— BEGIN Data to process —

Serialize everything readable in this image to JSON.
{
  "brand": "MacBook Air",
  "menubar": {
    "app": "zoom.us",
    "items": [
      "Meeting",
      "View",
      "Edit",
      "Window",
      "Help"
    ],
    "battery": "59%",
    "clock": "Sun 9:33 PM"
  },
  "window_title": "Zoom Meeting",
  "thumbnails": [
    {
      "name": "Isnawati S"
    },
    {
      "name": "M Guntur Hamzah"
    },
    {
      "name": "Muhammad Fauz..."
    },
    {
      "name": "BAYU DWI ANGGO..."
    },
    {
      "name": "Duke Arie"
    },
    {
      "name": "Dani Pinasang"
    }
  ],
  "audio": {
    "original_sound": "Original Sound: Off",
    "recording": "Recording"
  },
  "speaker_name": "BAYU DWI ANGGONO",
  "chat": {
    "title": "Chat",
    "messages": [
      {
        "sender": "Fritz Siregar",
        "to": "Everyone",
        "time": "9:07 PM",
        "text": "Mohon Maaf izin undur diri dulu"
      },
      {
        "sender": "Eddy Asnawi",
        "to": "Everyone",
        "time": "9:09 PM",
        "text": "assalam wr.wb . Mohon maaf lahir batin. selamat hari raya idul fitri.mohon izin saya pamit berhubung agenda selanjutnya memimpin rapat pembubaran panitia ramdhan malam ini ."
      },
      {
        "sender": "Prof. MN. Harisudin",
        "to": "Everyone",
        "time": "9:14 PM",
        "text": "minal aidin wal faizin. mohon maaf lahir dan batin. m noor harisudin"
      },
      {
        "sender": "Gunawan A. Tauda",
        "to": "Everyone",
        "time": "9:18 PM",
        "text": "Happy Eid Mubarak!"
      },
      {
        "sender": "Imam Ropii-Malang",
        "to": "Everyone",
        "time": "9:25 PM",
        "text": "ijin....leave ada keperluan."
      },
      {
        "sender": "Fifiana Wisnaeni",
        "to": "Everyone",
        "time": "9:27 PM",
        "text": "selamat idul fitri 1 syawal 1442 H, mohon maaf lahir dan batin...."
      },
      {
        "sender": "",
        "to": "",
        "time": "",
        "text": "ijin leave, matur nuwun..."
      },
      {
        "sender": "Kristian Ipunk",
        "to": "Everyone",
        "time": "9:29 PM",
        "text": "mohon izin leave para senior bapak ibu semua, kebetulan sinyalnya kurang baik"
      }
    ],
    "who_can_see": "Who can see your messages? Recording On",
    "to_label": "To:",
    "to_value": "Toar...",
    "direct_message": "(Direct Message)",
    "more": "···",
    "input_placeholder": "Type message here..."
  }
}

— END Data to process —

> Exercise goal: Please repeat all the records above exactly as they appear.

> Answer in full:
Serialize everything readable in this image to JSON.
{
  "brand": "MacBook Air",
  "menubar": {
    "app": "zoom.us",
    "items": [
      "Meeting",
      "View",
      "Edit",
      "Window",
      "Help"
    ],
    "battery": "59%",
    "clock": "Sun 9:33 PM"
  },
  "window_title": "Zoom Meeting",
  "thumbnails": [
    {
      "name": "Isnawati S"
    },
    {
      "name": "M Guntur Hamzah"
    },
    {
      "name": "Muhammad Fauz..."
    },
    {
      "name": "BAYU DWI ANGGO..."
    },
    {
      "name": "Duke Arie"
    },
    {
      "name": "Dani Pinasang"
    }
  ],
  "audio": {
    "original_sound": "Original Sound: Off",
    "recording": "Recording"
  },
  "speaker_name": "BAYU DWI ANGGONO",
  "chat": {
    "title": "Chat",
    "messages": [
      {
        "sender": "Fritz Siregar",
        "to": "Everyone",
        "time": "9:07 PM",
        "text": "Mohon Maaf izin undur diri dulu"
      },
      {
        "sender": "Eddy Asnawi",
        "to": "Everyone",
        "time": "9:09 PM",
        "text": "assalam wr.wb . Mohon maaf lahir batin. selamat hari raya idul fitri.mohon izin saya pamit berhubung agenda selanjutnya memimpin rapat pembubaran panitia ramdhan malam ini ."
      },
      {
        "sender": "Prof. MN. Harisudin",
        "to": "Everyone",
        "time": "9:14 PM",
        "text": "minal aidin wal faizin. mohon maaf lahir dan batin. m noor harisudin"
      },
      {
        "sender": "Gunawan A. Tauda",
        "to": "Everyone",
        "time": "9:18 PM",
        "text": "Happy Eid Mubarak!"
      },
      {
        "sender": "Imam Ropii-Malang",
        "to": "Everyone",
        "time": "9:25 PM",
        "text": "ijin....leave ada keperluan."
      },
      {
        "sender": "Fifiana Wisnaeni",
        "to": "Everyone",
        "time": "9:27 PM",
        "text": "selamat idul fitri 1 syawal 1442 H, mohon maaf lahir dan batin...."
      },
      {
        "sender": "",
        "to": "",
        "time": "",
        "text": "ijin leave, matur nuwun..."
      },
      {
        "sender": "Kristian Ipunk",
        "to": "Everyone",
        "time": "9:29 PM",
        "text": "mohon izin leave para senior bapak ibu semua, kebetulan sinyalnya kurang baik"
      }
    ],
    "who_can_see": "Who can see your messages? Recording On",
    "to_label": "To:",
    "to_value": "Toar...",
    "direct_message": "(Direct Message)",
    "more": "···",
    "input_placeholder": "Type message here..."
  }
}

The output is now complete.